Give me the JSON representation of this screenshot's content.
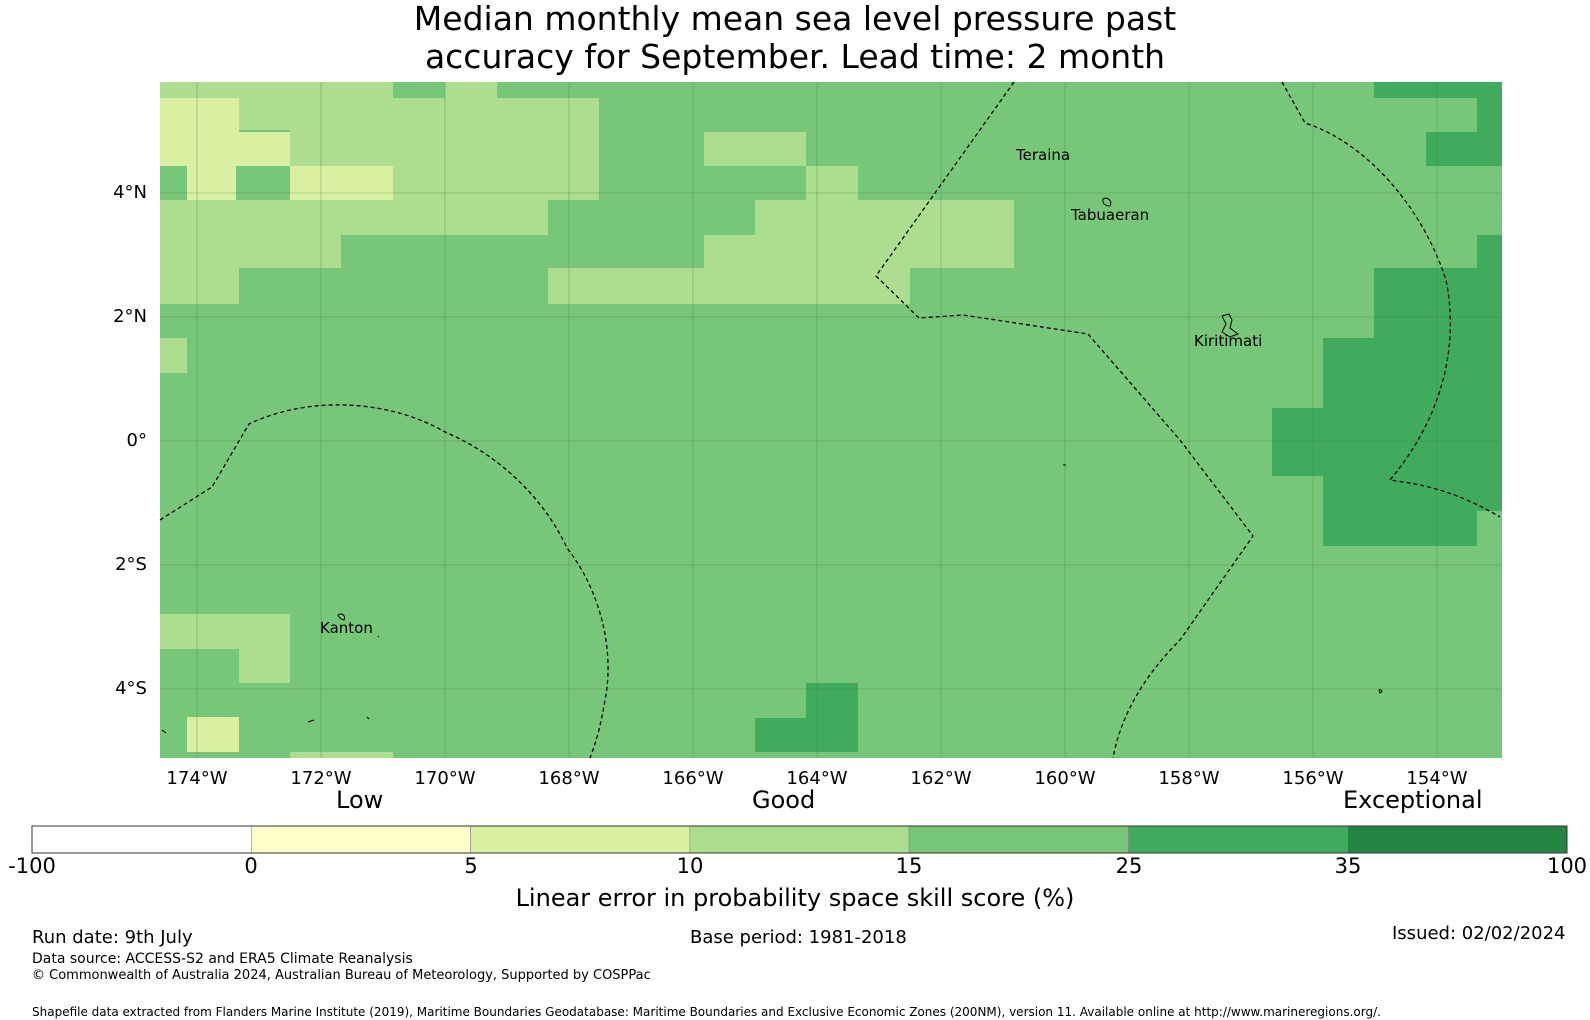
{
  "title_line1": "Median monthly mean sea level pressure past",
  "title_line2": "accuracy for September. Lead time: 2 month",
  "map": {
    "lat_labels": [
      "4°N",
      "2°N",
      "0°",
      "2°S",
      "4°S"
    ],
    "lon_labels": [
      "174°W",
      "172°W",
      "170°W",
      "168°W",
      "166°W",
      "164°W",
      "162°W",
      "160°W",
      "158°W",
      "156°W",
      "154°W"
    ],
    "places": [
      "Teraina",
      "Tabuaeran",
      "Kiritimati",
      "Kanton"
    ]
  },
  "colorbar": {
    "categories": [
      "Low",
      "Good",
      "Exceptional"
    ],
    "ticks": [
      "-100",
      "0",
      "5",
      "10",
      "15",
      "25",
      "35",
      "100"
    ],
    "colors": [
      "#ffffff",
      "#ffffcc",
      "#d9f0a3",
      "#addd8e",
      "#78c679",
      "#41ab5d",
      "#238443"
    ],
    "label": "Linear error in probability space skill score (%)"
  },
  "footer": {
    "run_date": "Run date: 9th July",
    "base_period": "Base period: 1981-2018",
    "issued": "Issued: 02/02/2024",
    "data_source": "Data source: ACCESS-S2 and ERA5 Climate Reanalysis",
    "copyright": "© Commonwealth of Australia 2024, Australian Bureau of Meteorology, Supported by COSPPac",
    "shapefile": "Shapefile data extracted from Flanders Marine Institute (2019), Maritime Boundaries Geodatabase: Maritime Boundaries and Exclusive Economic Zones (200NM), version 11. Available online at http://www.marineregions.org/."
  }
}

Instruction:
Reproduce the records verbatim, omitting all images they contain.

Finished task:
Give me the JSON representation of this screenshot's content.
{
  "title_line1": "Median monthly mean sea level pressure past",
  "title_line2": "accuracy for September. Lead time: 2 month",
  "map": {
    "lat_labels": [
      "4°N",
      "2°N",
      "0°",
      "2°S",
      "4°S"
    ],
    "lon_labels": [
      "174°W",
      "172°W",
      "170°W",
      "168°W",
      "166°W",
      "164°W",
      "162°W",
      "160°W",
      "158°W",
      "156°W",
      "154°W"
    ],
    "places": [
      "Teraina",
      "Tabuaeran",
      "Kiritimati",
      "Kanton"
    ]
  },
  "colorbar": {
    "categories": [
      "Low",
      "Good",
      "Exceptional"
    ],
    "ticks": [
      "-100",
      "0",
      "5",
      "10",
      "15",
      "25",
      "35",
      "100"
    ],
    "colors": [
      "#ffffff",
      "#ffffcc",
      "#d9f0a3",
      "#addd8e",
      "#78c679",
      "#41ab5d",
      "#238443"
    ],
    "label": "Linear error in probability space skill score (%)"
  },
  "footer": {
    "run_date": "Run date: 9th July",
    "base_period": "Base period: 1981-2018",
    "issued": "Issued: 02/02/2024",
    "data_source": "Data source: ACCESS-S2 and ERA5 Climate Reanalysis",
    "copyright": "© Commonwealth of Australia 2024, Australian Bureau of Meteorology, Supported by COSPPac",
    "shapefile": "Shapefile data extracted from Flanders Marine Institute (2019), Maritime Boundaries Geodatabase: Maritime Boundaries and Exclusive Economic Zones (200NM), version 11. Available online at http://www.marineregions.org/."
  }
}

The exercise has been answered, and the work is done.